___ Source records ___

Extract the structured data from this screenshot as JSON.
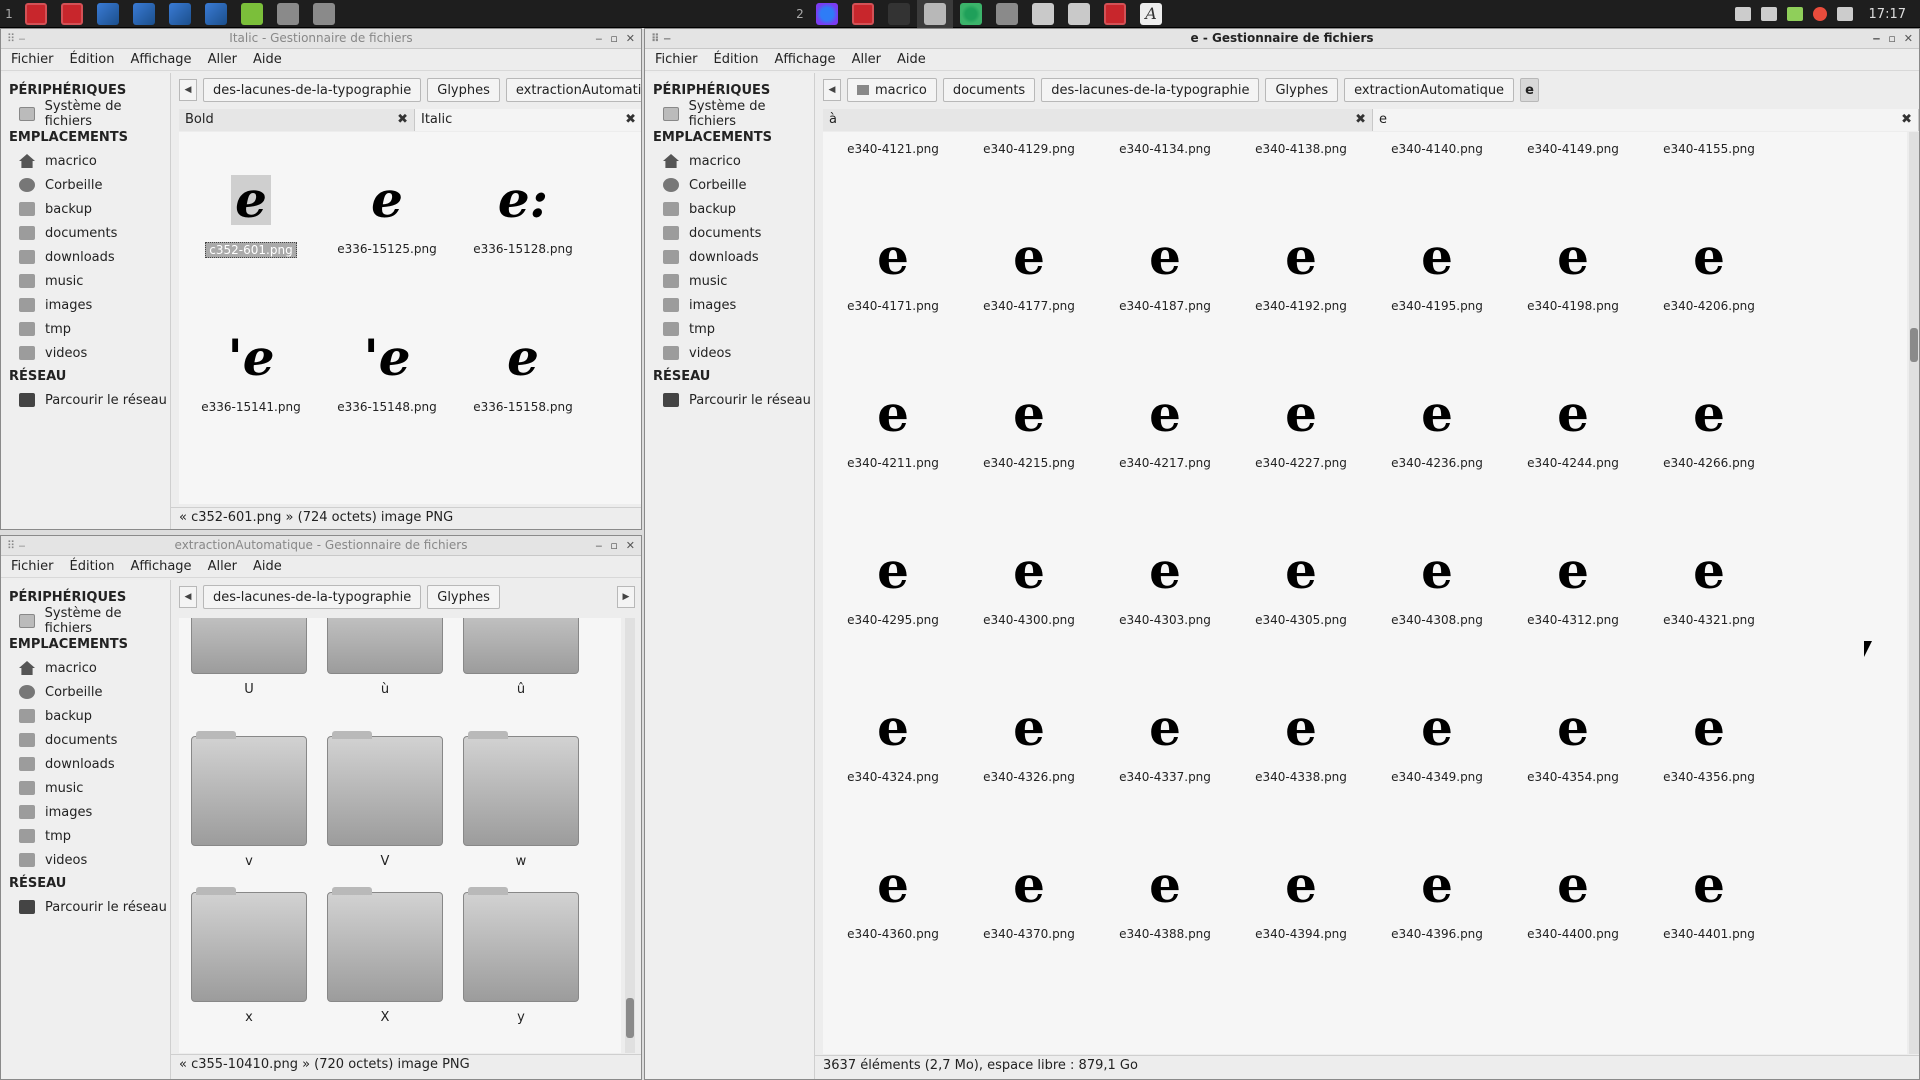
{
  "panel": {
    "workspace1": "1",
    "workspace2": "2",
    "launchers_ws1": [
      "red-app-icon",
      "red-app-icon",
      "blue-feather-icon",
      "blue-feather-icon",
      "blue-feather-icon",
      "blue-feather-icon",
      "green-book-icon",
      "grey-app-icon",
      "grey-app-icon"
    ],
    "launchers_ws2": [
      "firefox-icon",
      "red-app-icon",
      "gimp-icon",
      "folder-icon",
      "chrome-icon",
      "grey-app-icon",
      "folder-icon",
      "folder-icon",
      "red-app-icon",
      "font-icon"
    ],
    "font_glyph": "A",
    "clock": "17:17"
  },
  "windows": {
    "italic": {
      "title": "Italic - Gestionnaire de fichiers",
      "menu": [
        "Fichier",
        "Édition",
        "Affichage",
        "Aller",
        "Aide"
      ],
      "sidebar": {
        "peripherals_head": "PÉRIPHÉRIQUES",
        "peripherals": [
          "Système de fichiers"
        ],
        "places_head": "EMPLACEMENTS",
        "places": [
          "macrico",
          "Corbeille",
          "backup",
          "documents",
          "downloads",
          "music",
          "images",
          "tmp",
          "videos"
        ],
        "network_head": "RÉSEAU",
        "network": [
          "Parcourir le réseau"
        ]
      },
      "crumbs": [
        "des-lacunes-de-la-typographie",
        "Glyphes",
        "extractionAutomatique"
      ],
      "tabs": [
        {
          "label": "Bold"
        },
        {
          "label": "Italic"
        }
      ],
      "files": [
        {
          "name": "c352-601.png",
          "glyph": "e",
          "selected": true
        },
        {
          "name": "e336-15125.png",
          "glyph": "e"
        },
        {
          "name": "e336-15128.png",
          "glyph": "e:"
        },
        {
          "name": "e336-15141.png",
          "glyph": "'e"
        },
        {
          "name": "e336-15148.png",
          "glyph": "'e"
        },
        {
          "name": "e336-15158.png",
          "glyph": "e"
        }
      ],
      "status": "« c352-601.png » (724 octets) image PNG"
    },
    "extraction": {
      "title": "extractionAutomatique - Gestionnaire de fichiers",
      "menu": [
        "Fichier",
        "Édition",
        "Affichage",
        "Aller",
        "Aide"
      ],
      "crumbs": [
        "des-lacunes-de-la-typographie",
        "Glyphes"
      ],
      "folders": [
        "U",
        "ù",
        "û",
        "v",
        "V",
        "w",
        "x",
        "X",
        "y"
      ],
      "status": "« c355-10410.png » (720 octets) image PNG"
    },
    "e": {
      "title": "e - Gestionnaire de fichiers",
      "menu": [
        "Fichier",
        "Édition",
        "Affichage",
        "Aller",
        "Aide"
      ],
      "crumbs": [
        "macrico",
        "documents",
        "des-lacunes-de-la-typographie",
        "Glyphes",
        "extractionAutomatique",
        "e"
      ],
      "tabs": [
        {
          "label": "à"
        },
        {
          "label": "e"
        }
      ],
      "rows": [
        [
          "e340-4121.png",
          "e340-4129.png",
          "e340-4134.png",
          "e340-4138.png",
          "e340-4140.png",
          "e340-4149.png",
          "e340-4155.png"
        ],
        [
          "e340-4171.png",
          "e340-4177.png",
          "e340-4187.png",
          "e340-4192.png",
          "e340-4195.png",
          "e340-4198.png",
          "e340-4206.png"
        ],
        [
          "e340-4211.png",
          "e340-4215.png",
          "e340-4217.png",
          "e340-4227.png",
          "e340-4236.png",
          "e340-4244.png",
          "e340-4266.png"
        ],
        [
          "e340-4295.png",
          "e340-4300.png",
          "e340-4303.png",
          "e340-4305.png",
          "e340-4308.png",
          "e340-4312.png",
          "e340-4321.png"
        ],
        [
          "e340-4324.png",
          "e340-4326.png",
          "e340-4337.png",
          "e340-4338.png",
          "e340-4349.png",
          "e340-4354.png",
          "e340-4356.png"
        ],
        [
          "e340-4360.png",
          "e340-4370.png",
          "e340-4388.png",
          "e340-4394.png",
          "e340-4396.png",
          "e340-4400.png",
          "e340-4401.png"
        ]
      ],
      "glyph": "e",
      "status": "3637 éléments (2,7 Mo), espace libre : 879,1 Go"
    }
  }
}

___

Return every line above that contains the word "octets".

      "status": "« c352-601.png » (724 octets) image PNG"
      "status": "« c355-10410.png » (720 octets) image PNG"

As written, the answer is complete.